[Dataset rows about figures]
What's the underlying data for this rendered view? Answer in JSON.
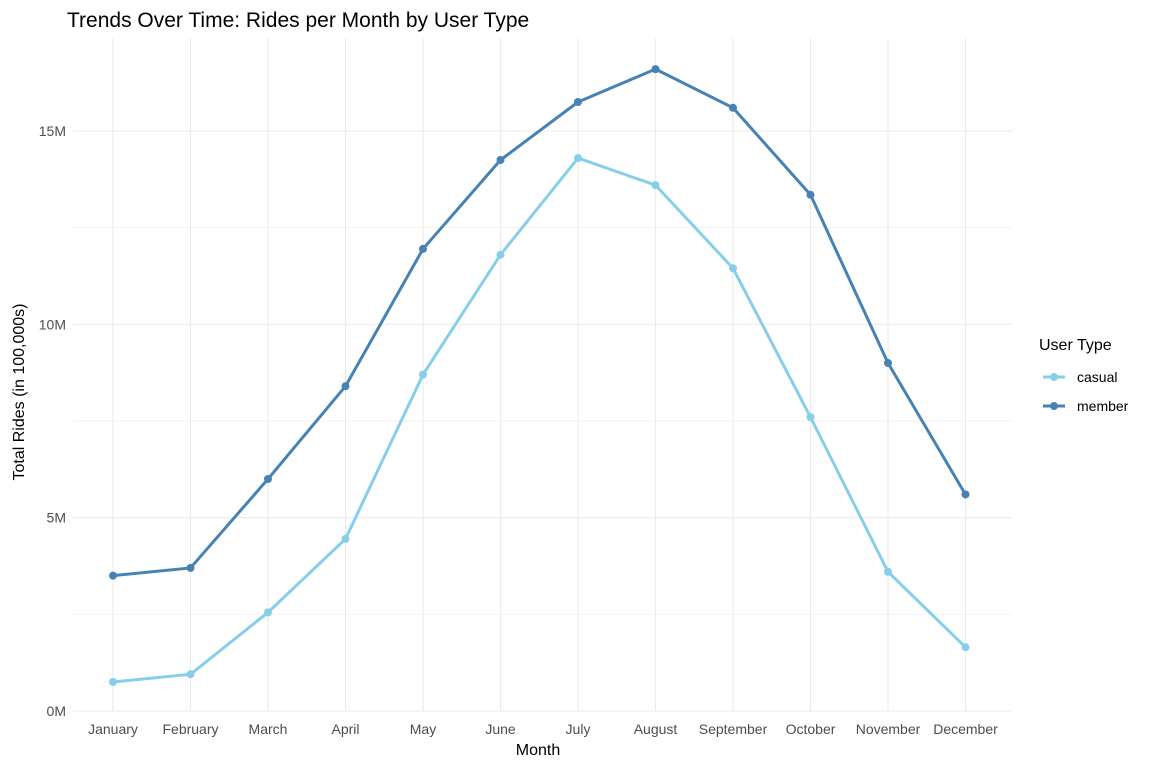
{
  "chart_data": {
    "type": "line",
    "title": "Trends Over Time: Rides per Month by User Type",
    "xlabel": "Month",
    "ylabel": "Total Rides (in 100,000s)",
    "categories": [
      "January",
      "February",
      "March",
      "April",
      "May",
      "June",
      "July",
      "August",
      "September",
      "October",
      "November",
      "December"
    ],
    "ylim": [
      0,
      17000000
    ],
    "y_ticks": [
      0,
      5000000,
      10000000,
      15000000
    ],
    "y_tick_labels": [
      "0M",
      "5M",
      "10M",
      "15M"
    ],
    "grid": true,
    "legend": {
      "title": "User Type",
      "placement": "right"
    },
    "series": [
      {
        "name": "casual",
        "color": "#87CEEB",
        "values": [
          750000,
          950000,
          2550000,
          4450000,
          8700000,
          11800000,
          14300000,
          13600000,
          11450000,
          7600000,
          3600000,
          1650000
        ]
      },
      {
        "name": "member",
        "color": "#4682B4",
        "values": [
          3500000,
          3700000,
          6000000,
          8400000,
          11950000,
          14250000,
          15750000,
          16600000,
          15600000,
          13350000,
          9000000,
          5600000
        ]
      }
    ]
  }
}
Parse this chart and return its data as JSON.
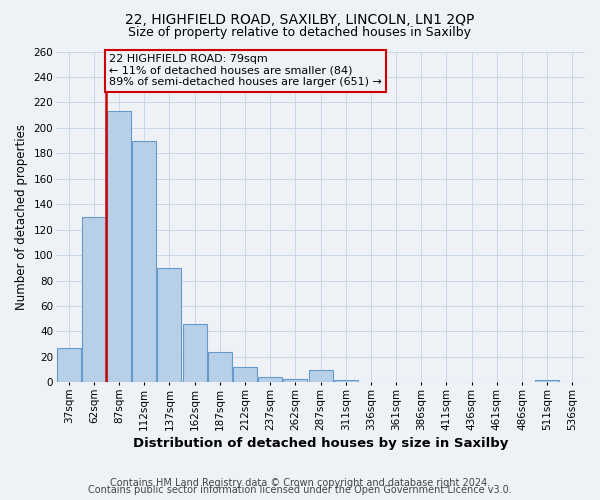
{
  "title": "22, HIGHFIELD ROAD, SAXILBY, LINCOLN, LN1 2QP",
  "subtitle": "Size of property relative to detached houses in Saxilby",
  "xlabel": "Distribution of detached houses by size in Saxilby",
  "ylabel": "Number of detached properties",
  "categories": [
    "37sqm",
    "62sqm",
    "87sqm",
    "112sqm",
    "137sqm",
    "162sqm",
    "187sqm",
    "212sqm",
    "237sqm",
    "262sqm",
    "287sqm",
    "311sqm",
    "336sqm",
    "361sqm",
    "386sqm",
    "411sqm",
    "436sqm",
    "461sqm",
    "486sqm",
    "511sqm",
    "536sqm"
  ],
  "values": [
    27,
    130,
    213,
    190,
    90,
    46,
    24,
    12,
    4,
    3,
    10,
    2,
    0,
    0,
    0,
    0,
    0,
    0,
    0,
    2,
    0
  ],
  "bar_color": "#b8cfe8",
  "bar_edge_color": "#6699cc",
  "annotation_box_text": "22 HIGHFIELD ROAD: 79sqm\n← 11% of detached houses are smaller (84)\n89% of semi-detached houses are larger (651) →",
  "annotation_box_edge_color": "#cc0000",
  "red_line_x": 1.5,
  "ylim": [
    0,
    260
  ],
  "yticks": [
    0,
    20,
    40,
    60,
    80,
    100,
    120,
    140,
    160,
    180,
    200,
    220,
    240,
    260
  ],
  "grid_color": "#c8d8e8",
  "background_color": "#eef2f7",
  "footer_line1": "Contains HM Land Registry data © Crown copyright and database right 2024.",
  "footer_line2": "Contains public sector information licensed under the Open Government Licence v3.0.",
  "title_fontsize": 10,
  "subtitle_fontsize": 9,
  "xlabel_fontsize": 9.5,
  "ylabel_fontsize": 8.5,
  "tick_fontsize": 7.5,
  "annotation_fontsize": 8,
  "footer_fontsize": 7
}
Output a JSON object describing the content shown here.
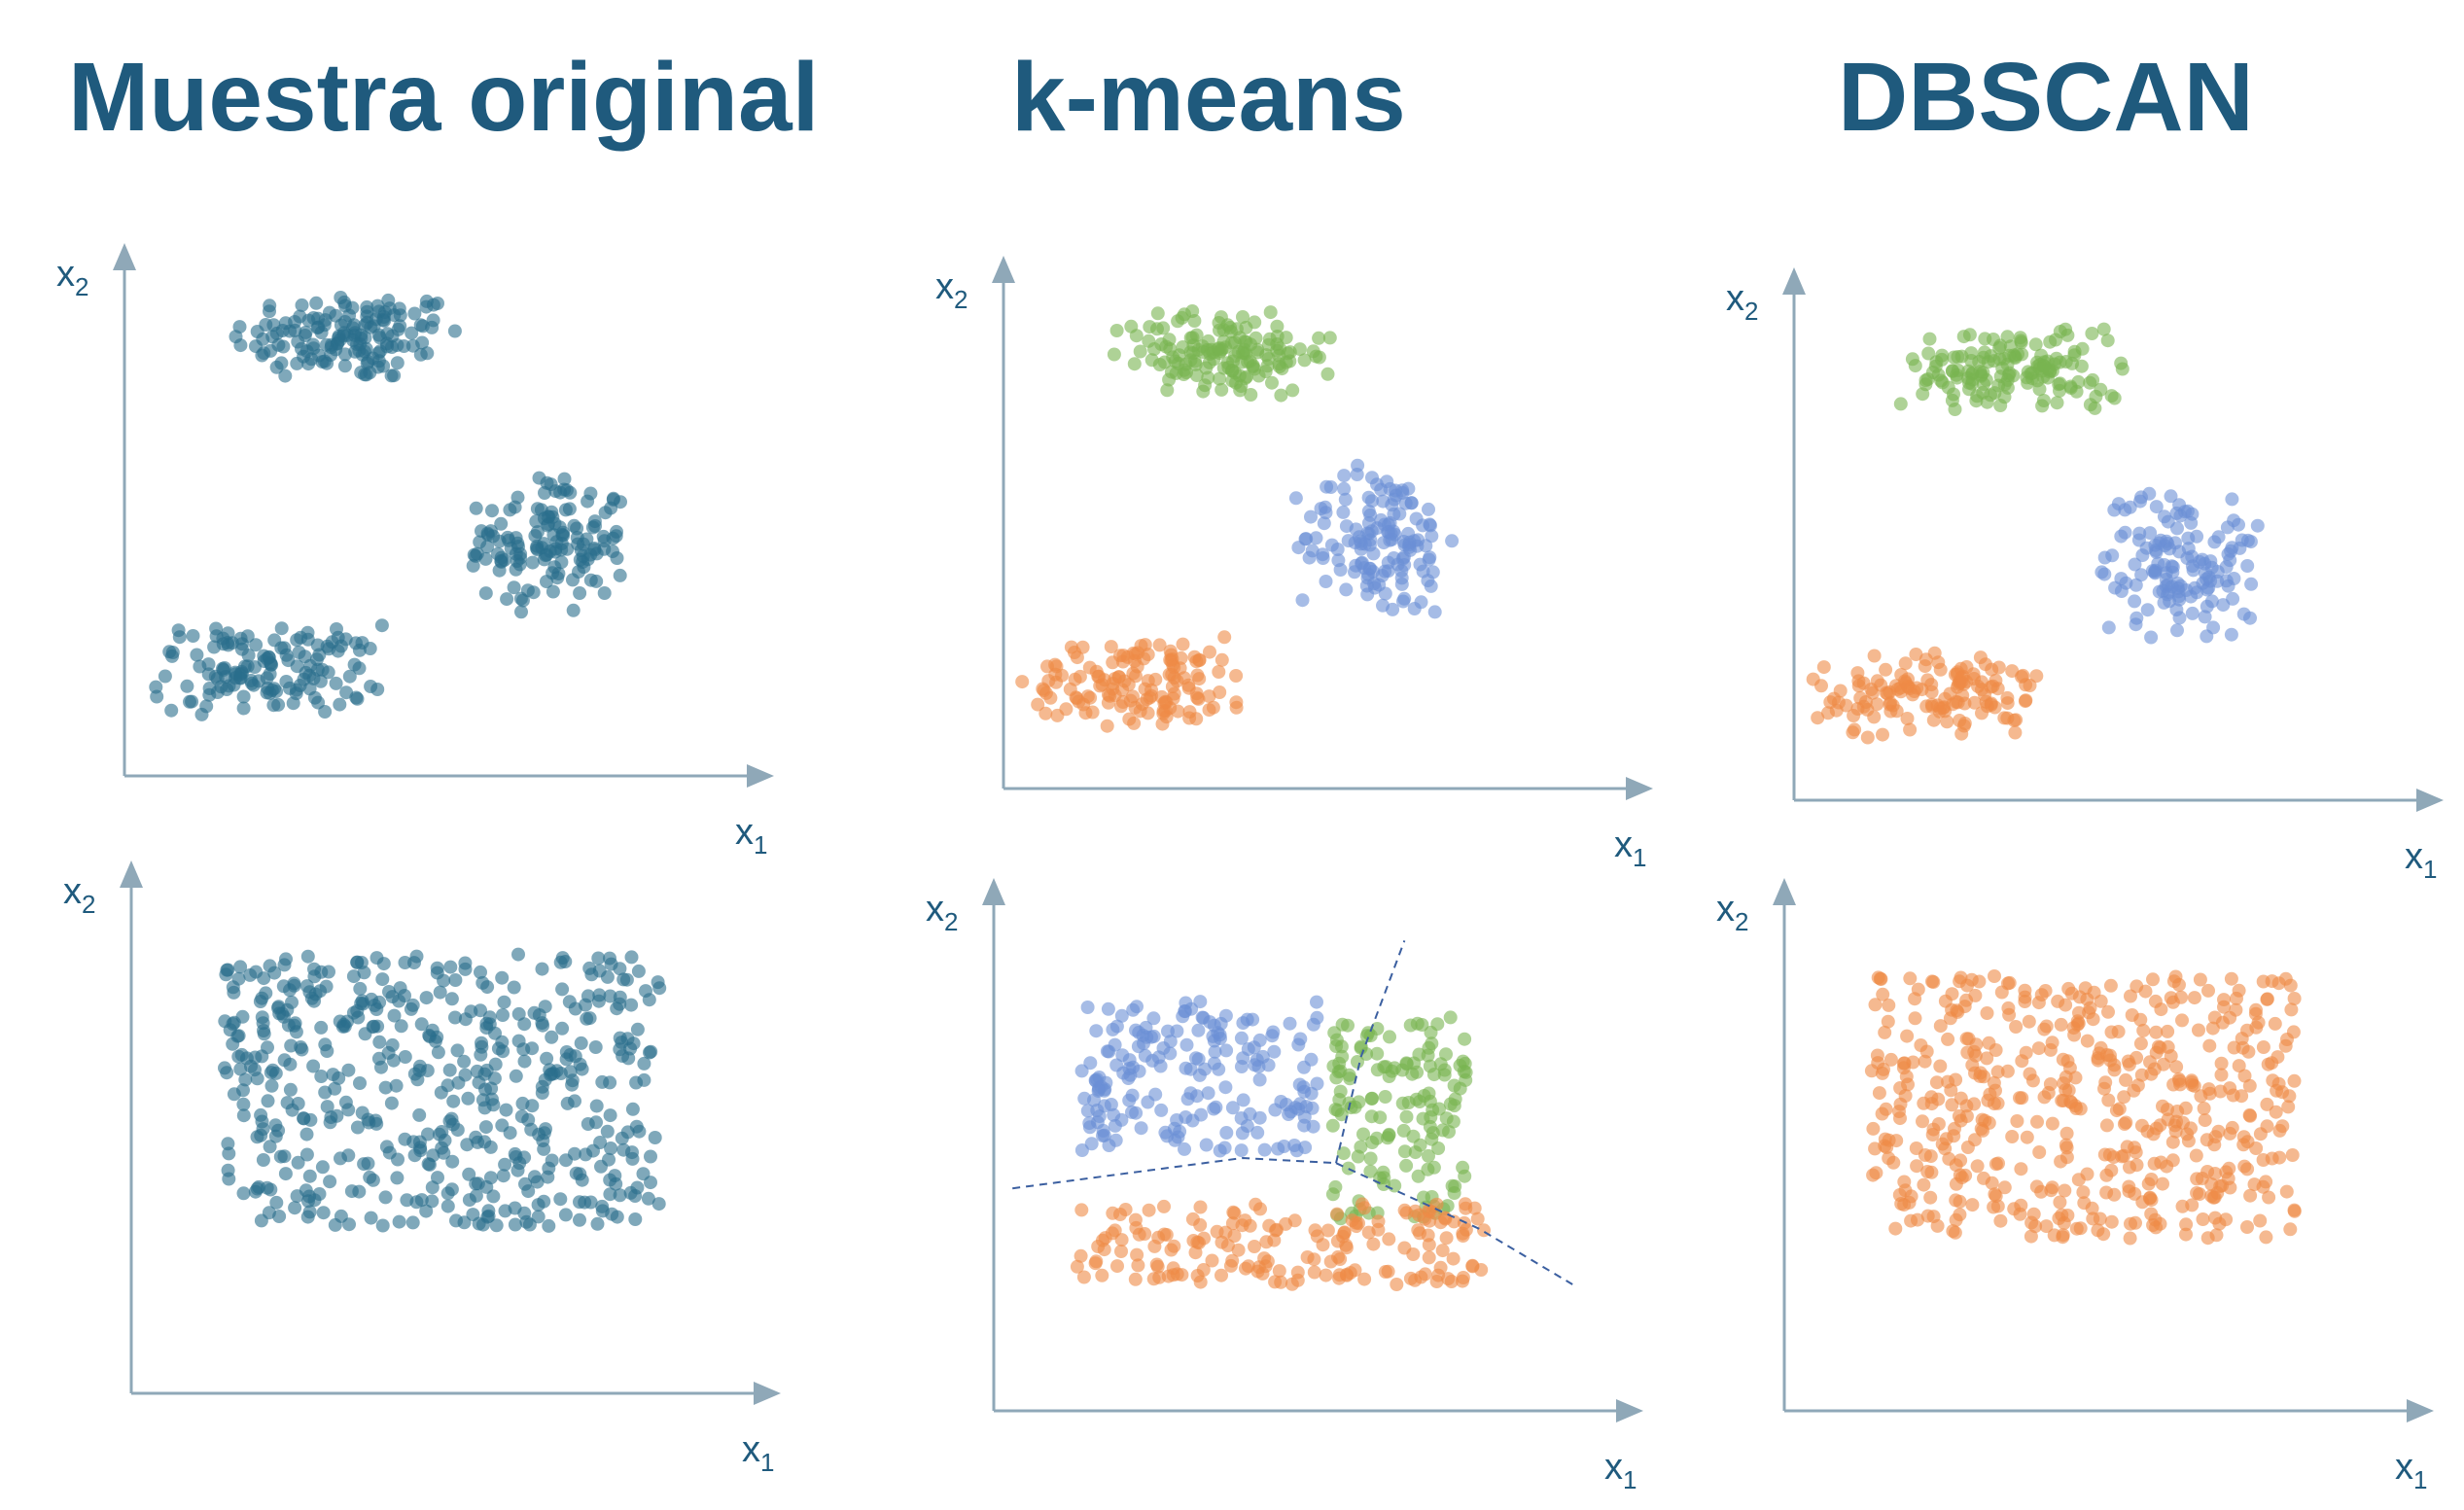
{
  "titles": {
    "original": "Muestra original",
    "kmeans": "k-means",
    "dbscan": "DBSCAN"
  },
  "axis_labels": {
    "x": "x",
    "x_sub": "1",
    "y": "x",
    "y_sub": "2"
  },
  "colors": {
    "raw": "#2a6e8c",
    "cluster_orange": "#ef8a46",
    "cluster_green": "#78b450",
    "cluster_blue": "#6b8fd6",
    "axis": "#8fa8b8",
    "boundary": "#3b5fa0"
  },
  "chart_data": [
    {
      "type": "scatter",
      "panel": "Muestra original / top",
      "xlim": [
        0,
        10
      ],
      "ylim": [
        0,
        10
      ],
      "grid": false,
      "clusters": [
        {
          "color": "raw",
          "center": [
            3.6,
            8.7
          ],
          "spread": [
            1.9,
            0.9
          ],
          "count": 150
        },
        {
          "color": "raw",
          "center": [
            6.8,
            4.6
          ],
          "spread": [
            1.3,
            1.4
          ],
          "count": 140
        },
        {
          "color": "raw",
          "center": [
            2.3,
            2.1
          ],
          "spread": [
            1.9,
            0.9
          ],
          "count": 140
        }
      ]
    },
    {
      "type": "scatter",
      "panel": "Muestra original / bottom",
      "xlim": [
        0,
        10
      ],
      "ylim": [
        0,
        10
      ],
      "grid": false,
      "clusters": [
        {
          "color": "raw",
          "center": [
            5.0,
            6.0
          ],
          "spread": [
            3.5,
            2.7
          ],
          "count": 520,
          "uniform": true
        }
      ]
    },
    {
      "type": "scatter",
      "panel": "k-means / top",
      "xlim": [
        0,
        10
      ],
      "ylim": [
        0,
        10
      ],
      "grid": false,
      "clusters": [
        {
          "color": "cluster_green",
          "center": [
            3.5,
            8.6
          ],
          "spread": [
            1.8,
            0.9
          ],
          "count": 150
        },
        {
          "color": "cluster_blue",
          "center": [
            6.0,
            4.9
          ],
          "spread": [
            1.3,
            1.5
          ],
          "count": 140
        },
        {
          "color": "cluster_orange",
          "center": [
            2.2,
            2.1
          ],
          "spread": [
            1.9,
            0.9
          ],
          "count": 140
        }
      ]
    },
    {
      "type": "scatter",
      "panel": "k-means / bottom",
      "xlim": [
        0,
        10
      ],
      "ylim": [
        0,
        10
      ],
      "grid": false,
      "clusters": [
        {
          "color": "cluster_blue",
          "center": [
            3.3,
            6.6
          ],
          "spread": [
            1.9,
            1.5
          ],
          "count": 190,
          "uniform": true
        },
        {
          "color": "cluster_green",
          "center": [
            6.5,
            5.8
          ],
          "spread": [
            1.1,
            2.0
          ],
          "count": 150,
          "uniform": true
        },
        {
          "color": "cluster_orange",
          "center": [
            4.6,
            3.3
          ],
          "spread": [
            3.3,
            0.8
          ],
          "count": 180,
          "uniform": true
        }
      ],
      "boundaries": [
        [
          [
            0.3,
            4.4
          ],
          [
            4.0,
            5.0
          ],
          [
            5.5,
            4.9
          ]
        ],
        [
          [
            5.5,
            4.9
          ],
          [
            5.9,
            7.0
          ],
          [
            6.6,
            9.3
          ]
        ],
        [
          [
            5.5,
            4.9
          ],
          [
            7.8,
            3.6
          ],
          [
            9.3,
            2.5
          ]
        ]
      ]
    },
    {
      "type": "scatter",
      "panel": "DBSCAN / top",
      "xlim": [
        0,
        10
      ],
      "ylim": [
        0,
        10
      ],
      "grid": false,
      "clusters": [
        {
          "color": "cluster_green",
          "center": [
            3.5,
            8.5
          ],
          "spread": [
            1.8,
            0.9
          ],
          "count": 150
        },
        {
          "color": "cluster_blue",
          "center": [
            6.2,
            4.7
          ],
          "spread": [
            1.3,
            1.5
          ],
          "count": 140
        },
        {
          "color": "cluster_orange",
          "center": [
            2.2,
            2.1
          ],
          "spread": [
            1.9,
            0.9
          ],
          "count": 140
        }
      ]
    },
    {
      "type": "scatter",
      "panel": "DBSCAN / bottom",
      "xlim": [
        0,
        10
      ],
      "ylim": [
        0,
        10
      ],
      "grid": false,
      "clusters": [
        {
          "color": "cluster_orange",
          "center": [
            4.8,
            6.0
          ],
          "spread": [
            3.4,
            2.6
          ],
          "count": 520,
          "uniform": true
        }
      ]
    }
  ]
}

**WHAT YOU WILL DO:** Go through the entries and return each line where the word "ROAD" appears.

**FINAL RESULT:**
  "title": "22, HIGHFIELD ROAD, SAXILBY, LINCOLN, LN1 2QP",
  "annotation_box_text": "22 HIGHFIELD ROAD: 79sqm\n← 11% of detached houses are smaller (84)\n89% of semi-detached houses are larger (651) →",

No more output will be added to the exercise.